- Instruction
What is the number of lines in these entries that contain "arcsec"? State it alone.

(Figure contents as structured data)
•••

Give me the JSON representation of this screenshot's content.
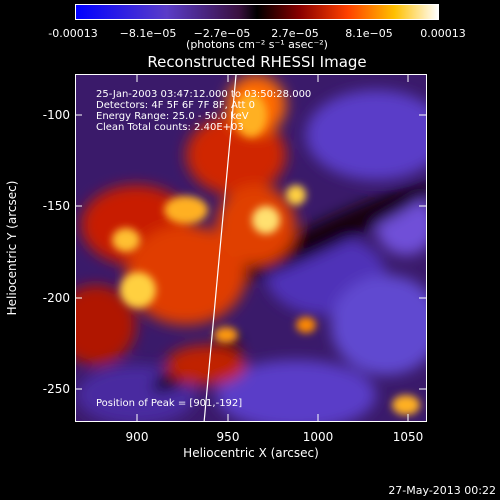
{
  "colorbar": {
    "ticks": [
      "-0.00013",
      "−8.1e−05",
      "−2.7e−05",
      "2.7e−05",
      "8.1e−05",
      "0.00013"
    ],
    "units": "(photons cm⁻² s⁻¹ asec⁻²)"
  },
  "plot": {
    "title": "Reconstructed RHESSI Image",
    "annotations": {
      "time": "25-Jan-2003 03:47:12.000 to 03:50:28.000",
      "detectors": "Detectors: 4F 5F 6F 7F 8F, Att 0",
      "energy": "Energy Range: 25.0 - 50.0 keV",
      "clean": "Clean      Total counts: 2.40E+03",
      "peak": "Position of Peak = [901,-192]"
    },
    "xlabel": "Heliocentric X (arcsec)",
    "ylabel": "Heliocentric Y (arcsec)",
    "xticks": [
      "900",
      "950",
      "1000",
      "1050"
    ],
    "yticks": [
      "-100",
      "-150",
      "-200",
      "-250"
    ]
  },
  "footer": {
    "timestamp": "27-May-2013 00:22"
  }
}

•••

- Finished exercise
2